*Record list*:
• • •
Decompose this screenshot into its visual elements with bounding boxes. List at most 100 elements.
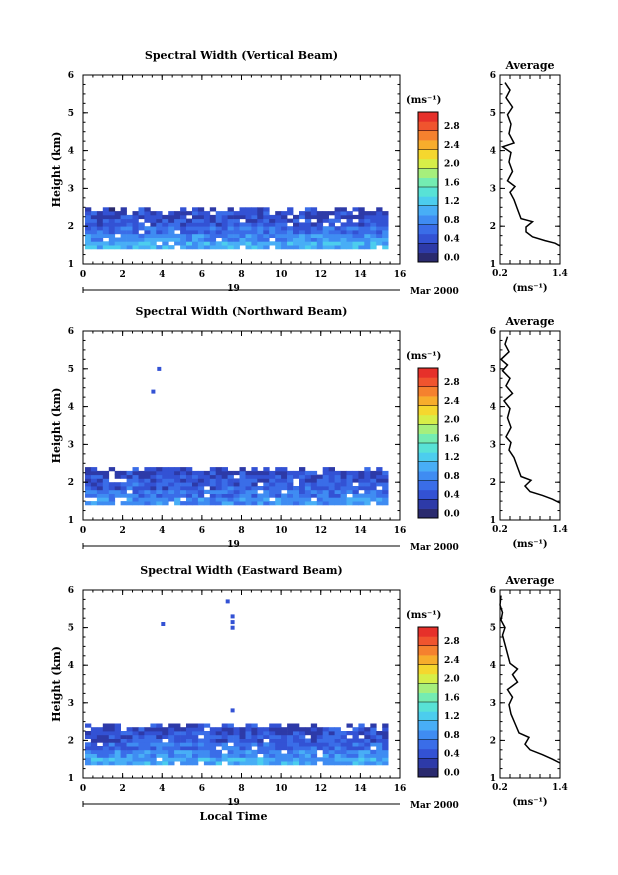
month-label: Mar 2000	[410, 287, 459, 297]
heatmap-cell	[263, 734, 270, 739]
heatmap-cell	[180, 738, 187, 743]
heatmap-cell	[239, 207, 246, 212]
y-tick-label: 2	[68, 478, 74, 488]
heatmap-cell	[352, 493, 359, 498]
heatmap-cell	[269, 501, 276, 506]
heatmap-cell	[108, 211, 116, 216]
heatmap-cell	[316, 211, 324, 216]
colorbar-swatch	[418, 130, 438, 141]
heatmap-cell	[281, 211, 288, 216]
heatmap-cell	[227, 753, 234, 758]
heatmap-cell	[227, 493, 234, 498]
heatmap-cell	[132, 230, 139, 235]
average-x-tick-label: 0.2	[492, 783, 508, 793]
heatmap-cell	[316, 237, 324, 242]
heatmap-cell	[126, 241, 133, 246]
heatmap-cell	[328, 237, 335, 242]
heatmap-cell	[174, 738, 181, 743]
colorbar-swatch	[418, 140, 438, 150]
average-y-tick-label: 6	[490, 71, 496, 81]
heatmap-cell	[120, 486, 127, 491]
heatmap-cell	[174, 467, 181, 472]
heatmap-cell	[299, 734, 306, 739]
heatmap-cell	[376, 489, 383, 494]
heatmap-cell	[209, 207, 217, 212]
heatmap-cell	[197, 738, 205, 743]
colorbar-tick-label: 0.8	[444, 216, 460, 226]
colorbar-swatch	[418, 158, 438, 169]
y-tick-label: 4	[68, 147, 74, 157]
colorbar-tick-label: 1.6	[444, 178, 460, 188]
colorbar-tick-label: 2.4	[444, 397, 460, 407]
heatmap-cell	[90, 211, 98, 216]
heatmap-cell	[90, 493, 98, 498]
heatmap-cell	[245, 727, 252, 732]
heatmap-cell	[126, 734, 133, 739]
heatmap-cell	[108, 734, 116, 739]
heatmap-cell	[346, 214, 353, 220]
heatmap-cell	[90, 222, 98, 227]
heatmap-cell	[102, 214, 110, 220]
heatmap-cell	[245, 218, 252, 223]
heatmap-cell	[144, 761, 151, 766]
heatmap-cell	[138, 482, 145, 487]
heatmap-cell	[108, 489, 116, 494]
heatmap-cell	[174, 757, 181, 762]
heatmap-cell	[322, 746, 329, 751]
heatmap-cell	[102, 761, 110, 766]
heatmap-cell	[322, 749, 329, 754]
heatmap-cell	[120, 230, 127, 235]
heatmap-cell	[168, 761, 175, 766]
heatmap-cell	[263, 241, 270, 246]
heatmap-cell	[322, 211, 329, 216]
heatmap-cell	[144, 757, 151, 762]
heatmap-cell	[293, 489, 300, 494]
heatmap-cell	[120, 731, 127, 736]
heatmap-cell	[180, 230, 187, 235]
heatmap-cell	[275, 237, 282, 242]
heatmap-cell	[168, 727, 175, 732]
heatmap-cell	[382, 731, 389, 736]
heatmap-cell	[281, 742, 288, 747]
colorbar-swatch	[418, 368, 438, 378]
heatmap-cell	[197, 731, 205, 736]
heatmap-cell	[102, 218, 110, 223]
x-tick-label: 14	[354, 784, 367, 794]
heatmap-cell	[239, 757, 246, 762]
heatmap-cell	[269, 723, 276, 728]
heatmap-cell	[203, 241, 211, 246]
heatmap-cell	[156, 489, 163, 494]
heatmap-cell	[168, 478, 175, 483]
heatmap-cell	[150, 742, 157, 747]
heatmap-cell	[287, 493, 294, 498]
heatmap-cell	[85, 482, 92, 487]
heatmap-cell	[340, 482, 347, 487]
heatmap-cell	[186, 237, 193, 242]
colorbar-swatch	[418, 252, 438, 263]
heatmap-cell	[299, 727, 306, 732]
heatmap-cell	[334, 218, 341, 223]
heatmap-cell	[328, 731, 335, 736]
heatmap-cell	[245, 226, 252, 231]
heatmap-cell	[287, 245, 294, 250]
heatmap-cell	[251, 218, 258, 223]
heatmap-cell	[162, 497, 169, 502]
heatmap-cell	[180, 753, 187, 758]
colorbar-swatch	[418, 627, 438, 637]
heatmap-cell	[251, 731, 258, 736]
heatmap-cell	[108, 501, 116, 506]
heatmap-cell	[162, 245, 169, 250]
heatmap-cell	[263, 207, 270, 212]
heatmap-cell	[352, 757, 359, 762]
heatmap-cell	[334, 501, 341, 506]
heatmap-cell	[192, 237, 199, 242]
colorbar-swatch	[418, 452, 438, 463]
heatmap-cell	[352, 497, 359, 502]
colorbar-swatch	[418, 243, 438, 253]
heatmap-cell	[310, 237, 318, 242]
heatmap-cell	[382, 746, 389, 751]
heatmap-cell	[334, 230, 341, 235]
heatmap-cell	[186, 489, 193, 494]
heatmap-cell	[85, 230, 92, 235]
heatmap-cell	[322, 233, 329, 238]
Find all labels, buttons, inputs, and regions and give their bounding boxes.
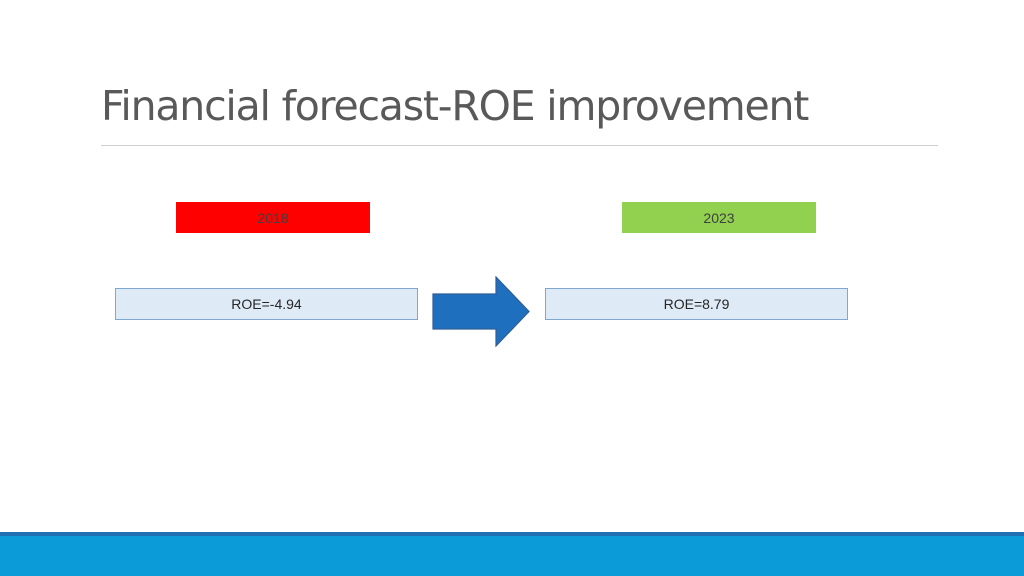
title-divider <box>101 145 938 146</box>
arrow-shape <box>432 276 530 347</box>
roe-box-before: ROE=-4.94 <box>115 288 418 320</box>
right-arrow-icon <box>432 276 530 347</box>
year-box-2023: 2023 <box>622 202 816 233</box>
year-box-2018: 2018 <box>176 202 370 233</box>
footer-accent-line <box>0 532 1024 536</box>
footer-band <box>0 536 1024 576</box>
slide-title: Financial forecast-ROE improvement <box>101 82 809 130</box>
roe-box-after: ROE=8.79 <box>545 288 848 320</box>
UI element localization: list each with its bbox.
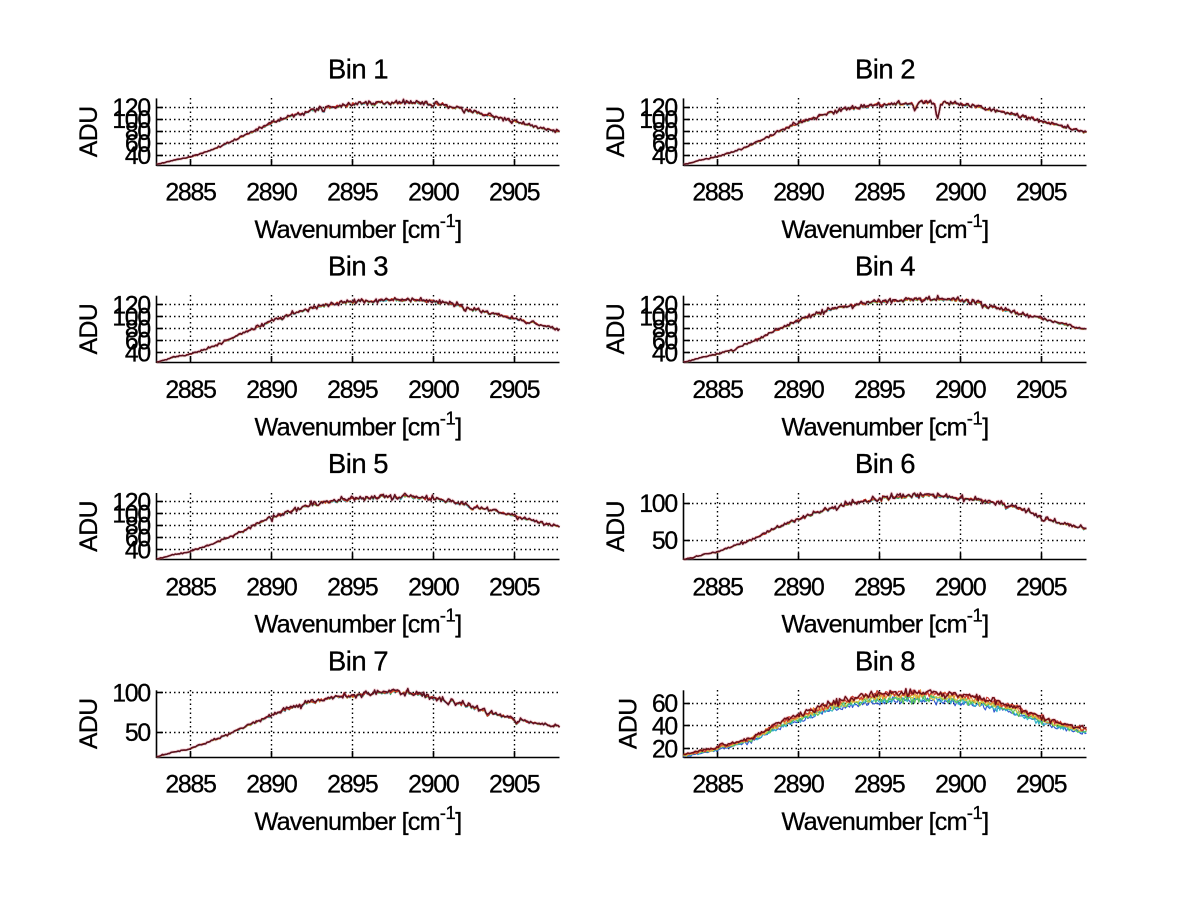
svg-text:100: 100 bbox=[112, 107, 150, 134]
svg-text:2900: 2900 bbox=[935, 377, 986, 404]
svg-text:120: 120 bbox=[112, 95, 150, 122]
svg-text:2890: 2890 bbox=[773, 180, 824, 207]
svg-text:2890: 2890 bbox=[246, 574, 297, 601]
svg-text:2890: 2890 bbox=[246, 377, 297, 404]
• • •
*Work required*: Reproduce the data verbatim from the line with "svg-text:100: 100 bbox=[112, 107, 150, 134]" up to and including the last line of the data.

*The result*:
svg-text:100: 100 bbox=[112, 107, 150, 134]
svg-text:2900: 2900 bbox=[935, 377, 986, 404]
svg-text:120: 120 bbox=[112, 95, 150, 122]
svg-text:2890: 2890 bbox=[773, 180, 824, 207]
svg-text:2890: 2890 bbox=[246, 574, 297, 601]
svg-text:2890: 2890 bbox=[246, 377, 297, 404]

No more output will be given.